• [Aim]: Give the number of lines below that contain "ἀντίθετον", with no other output.

Data to use start

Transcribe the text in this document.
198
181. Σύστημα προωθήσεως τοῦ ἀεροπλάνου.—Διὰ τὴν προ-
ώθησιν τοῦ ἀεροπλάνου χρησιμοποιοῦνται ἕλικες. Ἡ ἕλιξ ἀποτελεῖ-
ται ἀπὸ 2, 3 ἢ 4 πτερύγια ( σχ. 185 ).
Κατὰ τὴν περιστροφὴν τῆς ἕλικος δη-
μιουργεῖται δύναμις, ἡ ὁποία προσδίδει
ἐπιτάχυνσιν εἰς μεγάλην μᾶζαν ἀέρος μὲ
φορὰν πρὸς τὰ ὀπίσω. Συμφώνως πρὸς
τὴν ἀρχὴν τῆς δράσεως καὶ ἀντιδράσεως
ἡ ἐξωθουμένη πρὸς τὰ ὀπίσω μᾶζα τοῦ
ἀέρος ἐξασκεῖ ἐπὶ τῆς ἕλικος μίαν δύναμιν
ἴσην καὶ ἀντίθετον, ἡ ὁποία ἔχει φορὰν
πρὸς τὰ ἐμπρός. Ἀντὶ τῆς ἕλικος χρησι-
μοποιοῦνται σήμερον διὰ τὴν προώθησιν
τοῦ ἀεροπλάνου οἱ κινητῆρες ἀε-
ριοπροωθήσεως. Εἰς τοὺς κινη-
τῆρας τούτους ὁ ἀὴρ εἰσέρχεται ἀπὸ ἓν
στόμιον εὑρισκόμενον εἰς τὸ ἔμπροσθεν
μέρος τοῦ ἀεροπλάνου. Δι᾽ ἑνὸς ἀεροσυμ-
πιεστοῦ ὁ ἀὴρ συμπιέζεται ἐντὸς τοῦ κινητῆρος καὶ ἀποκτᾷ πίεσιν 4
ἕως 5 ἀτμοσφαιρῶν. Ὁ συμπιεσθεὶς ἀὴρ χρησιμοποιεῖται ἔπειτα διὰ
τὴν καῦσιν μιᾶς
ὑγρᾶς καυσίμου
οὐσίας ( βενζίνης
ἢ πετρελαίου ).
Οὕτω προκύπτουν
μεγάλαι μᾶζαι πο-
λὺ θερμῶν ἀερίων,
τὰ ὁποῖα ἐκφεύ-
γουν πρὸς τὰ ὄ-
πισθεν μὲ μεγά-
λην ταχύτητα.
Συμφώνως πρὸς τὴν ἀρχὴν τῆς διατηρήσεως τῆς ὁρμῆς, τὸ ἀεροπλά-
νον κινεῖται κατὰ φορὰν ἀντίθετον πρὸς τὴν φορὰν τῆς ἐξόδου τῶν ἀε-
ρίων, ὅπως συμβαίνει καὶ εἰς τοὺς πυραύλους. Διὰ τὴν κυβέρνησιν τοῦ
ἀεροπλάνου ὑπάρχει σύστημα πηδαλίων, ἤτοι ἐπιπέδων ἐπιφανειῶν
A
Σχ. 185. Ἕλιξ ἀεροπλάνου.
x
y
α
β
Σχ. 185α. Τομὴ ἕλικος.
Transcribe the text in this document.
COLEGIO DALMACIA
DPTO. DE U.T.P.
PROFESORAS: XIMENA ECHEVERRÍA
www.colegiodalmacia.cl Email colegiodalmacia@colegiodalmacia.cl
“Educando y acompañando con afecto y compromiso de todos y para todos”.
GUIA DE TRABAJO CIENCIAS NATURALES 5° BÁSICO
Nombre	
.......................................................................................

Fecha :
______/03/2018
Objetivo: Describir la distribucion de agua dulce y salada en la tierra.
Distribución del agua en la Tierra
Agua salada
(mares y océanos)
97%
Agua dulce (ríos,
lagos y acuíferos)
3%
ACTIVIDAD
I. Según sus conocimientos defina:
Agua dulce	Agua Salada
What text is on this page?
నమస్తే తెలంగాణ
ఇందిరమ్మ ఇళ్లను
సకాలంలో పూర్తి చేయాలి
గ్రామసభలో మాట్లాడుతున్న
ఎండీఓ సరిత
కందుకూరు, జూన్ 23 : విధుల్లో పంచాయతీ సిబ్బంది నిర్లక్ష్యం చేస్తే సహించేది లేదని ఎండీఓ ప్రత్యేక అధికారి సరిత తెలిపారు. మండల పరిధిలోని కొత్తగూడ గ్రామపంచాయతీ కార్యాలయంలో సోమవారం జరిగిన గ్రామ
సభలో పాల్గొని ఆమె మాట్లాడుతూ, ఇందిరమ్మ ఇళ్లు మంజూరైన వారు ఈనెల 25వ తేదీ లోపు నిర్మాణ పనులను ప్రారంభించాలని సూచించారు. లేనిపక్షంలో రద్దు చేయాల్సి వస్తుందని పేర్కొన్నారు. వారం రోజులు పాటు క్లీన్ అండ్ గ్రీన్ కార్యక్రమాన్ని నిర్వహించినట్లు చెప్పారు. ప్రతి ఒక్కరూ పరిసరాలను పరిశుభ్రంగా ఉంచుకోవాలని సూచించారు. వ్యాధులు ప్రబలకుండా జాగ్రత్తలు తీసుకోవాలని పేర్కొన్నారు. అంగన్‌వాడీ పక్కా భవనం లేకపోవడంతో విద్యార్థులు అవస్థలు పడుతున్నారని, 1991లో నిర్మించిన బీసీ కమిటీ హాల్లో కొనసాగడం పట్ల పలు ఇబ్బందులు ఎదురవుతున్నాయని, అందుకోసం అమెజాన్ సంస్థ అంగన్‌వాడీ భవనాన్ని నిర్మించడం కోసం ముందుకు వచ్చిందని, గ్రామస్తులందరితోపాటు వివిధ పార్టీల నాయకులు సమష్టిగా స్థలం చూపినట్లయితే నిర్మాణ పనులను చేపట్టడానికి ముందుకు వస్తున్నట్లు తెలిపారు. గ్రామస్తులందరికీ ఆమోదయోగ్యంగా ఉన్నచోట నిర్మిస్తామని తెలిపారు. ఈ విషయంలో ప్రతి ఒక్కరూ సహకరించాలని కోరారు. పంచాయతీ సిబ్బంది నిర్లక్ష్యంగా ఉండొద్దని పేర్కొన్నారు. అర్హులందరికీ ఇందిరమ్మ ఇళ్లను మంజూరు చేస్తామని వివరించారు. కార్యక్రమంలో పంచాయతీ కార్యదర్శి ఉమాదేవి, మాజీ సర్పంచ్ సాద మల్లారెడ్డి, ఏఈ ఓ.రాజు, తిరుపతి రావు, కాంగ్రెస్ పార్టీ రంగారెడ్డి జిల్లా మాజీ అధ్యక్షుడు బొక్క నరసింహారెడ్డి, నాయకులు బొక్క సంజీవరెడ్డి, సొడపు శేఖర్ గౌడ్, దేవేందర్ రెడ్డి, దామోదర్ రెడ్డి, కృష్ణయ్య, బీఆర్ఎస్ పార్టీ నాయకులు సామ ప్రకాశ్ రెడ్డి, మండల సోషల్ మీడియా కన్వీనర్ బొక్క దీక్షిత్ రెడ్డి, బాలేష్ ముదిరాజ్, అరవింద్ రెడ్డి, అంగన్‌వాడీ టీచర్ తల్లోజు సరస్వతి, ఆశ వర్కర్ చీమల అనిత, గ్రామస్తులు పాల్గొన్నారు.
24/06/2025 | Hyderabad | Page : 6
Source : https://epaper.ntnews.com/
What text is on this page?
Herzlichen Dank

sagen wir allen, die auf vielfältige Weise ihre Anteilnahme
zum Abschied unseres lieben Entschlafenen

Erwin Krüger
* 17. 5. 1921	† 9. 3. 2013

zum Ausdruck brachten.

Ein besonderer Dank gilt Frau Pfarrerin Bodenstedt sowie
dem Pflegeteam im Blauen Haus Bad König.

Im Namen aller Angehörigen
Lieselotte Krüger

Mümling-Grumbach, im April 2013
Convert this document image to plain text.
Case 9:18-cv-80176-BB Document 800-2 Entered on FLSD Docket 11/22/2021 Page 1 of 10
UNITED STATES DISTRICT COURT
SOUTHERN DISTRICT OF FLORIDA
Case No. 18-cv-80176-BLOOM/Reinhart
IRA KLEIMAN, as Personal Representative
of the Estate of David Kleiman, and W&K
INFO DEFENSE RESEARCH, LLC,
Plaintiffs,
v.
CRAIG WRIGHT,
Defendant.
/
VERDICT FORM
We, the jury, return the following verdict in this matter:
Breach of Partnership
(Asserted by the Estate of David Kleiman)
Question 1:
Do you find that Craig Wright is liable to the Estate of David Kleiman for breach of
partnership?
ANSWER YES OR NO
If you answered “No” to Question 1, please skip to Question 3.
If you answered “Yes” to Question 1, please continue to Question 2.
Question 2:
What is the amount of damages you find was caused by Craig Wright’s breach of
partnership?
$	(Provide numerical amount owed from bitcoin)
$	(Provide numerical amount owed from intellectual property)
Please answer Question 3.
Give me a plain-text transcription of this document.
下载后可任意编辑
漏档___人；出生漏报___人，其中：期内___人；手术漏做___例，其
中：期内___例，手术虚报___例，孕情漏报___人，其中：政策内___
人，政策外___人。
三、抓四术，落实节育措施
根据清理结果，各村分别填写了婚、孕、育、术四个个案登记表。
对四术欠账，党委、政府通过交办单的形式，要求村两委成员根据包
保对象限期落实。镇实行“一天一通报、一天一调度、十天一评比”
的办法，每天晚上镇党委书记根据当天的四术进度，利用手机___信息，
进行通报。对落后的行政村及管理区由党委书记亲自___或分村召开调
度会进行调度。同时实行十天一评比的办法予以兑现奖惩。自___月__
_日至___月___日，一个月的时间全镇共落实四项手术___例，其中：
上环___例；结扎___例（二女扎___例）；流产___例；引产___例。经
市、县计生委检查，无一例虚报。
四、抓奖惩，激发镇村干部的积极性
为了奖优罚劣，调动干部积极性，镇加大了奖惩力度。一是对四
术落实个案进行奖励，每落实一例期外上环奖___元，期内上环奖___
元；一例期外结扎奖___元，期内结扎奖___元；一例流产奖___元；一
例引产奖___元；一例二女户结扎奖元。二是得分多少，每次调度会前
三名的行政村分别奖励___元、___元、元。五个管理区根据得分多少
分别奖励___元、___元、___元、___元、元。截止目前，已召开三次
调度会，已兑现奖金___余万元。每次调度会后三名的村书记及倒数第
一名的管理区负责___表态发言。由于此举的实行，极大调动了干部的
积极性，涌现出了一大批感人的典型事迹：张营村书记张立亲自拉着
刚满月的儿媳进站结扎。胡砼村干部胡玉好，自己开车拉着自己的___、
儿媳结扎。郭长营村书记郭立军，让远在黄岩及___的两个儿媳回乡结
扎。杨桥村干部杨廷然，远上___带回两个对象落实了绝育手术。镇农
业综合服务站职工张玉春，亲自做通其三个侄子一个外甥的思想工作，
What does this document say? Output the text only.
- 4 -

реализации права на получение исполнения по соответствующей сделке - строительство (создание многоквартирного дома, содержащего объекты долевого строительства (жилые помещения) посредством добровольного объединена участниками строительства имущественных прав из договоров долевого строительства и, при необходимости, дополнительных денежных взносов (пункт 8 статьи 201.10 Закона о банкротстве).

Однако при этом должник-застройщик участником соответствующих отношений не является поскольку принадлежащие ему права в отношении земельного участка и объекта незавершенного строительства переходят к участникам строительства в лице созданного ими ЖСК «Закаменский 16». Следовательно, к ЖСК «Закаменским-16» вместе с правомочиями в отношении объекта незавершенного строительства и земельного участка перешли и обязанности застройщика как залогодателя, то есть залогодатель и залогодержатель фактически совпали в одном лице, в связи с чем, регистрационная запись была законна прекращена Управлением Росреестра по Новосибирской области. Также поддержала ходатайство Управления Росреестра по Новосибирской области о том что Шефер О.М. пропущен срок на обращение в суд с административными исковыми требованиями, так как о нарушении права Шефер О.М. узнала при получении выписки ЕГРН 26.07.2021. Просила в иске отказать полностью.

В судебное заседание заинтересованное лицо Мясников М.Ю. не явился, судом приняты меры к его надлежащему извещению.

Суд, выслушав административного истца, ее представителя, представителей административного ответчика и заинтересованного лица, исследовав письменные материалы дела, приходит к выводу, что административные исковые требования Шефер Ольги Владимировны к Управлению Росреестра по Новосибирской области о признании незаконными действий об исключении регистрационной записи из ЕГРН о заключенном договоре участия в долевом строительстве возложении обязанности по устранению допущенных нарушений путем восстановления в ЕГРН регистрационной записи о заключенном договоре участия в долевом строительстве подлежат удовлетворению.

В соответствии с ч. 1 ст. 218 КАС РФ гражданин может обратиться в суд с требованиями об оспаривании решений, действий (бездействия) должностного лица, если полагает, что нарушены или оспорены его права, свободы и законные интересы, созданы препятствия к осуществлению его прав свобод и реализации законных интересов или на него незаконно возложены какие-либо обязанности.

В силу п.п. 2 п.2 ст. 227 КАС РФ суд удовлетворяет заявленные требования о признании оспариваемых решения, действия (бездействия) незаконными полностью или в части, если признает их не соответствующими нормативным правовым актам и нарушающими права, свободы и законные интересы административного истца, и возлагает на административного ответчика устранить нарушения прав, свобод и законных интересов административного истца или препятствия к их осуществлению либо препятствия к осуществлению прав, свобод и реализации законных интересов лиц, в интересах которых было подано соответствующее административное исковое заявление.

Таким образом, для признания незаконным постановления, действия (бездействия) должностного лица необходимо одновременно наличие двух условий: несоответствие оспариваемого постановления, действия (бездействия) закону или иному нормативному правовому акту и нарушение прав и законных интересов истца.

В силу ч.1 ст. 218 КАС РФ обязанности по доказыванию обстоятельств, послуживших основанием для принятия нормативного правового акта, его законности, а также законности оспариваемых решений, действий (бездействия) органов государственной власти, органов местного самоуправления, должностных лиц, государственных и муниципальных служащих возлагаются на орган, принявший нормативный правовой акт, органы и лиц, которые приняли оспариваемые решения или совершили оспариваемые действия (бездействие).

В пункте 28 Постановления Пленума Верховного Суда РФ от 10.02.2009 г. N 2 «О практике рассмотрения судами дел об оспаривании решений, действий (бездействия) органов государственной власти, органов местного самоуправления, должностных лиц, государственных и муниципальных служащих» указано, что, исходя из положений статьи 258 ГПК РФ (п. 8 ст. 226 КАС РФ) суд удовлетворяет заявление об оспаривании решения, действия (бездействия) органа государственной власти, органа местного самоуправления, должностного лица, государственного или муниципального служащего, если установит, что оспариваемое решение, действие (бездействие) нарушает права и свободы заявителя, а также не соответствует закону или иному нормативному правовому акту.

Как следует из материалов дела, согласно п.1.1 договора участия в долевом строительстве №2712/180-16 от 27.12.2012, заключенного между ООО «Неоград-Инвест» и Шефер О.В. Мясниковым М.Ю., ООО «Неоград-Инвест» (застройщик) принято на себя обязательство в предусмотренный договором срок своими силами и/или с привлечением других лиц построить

Data to use end

• [Full solution]: 2